## Direction
Go through the listing below and list every line with "бизнеса".

## Extracted information

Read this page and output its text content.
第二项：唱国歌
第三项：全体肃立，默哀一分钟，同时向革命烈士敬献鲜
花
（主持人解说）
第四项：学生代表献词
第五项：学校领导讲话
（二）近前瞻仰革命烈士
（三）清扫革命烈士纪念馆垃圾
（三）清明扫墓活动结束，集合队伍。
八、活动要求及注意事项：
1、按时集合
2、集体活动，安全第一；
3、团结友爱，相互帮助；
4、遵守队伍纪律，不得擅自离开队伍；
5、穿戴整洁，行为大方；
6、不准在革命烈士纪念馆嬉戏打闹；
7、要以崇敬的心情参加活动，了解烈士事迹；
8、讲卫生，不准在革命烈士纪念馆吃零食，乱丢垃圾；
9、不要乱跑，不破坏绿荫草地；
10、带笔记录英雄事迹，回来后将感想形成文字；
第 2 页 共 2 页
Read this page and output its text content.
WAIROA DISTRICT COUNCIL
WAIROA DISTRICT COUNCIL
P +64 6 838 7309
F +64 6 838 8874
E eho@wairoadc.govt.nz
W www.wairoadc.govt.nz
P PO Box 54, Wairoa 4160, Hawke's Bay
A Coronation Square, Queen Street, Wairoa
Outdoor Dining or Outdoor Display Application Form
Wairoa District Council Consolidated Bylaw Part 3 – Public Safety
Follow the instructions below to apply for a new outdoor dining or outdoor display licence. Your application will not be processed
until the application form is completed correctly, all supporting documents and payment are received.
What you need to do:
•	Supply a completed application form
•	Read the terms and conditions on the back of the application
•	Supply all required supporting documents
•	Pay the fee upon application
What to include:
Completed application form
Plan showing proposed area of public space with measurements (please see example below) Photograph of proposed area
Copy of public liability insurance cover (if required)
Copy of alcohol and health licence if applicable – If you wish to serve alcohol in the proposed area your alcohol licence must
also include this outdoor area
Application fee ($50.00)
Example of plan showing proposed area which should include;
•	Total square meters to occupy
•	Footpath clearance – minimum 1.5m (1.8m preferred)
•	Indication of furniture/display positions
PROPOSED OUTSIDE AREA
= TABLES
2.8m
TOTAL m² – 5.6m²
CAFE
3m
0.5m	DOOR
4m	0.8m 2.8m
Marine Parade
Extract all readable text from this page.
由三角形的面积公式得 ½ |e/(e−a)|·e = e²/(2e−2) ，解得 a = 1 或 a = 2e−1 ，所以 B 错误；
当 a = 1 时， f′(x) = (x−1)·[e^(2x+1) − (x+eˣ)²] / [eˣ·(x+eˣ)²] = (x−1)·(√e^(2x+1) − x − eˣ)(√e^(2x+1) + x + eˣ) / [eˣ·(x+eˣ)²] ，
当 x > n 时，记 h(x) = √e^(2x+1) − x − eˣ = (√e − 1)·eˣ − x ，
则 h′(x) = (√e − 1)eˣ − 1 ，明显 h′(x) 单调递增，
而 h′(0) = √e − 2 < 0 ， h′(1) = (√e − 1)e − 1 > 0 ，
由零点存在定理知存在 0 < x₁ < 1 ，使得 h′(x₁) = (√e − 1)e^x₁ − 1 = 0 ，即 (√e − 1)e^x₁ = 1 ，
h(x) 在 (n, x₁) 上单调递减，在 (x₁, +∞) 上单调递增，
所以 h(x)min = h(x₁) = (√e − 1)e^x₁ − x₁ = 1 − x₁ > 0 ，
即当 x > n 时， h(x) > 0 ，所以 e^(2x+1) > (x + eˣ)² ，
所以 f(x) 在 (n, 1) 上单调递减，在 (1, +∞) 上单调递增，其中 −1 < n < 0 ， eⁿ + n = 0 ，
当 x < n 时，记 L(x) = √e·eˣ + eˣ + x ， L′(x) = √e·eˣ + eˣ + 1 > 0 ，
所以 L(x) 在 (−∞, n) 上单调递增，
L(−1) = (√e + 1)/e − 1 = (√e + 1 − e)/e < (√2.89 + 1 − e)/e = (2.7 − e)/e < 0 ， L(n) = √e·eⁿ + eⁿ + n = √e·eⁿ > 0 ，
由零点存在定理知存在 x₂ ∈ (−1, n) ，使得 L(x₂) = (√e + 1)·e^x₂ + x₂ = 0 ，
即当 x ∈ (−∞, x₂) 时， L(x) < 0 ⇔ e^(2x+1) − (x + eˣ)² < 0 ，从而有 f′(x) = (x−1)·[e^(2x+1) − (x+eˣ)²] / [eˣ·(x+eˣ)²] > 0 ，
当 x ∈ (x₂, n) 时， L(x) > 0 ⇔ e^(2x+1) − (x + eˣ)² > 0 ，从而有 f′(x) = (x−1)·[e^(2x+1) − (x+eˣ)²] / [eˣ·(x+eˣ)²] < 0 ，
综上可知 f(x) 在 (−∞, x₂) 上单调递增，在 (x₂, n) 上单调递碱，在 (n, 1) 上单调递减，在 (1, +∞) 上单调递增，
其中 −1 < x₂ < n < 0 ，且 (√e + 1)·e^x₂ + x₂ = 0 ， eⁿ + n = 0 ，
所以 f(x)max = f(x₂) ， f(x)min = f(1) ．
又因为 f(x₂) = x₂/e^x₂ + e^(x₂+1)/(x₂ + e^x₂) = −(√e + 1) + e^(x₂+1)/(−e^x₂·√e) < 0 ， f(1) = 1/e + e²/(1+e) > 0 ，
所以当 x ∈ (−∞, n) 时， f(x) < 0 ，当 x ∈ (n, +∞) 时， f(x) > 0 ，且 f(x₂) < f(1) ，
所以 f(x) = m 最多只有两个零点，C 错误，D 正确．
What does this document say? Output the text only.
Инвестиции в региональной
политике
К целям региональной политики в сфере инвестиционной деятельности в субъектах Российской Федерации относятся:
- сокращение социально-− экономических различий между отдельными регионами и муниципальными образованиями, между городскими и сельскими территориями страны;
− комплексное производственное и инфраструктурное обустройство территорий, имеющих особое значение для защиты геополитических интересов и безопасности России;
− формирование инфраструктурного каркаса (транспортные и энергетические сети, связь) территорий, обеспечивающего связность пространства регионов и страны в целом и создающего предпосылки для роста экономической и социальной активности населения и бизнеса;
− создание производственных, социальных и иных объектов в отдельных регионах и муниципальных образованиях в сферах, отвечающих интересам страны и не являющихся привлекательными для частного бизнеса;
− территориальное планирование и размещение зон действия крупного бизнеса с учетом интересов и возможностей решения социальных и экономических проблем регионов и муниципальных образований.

## The answer
− формирование инфраструктурного каркаса (транспортные и энергетические сети, связь) территорий, обеспечивающего связность пространства регионов и страны в целом и создающего предпосылки для роста экономической и социальной активности населения и бизнеса;
− создание производственных, социальных и иных объектов в отдельных регионах и муниципальных образованиях в сферах, отвечающих интересам страны и не являющихся привлекательными для частного бизнеса;
− территориальное планирование и размещение зон действия крупного бизнеса с учетом интересов и возможностей решения социальных и экономических проблем регионов и муниципальных образований.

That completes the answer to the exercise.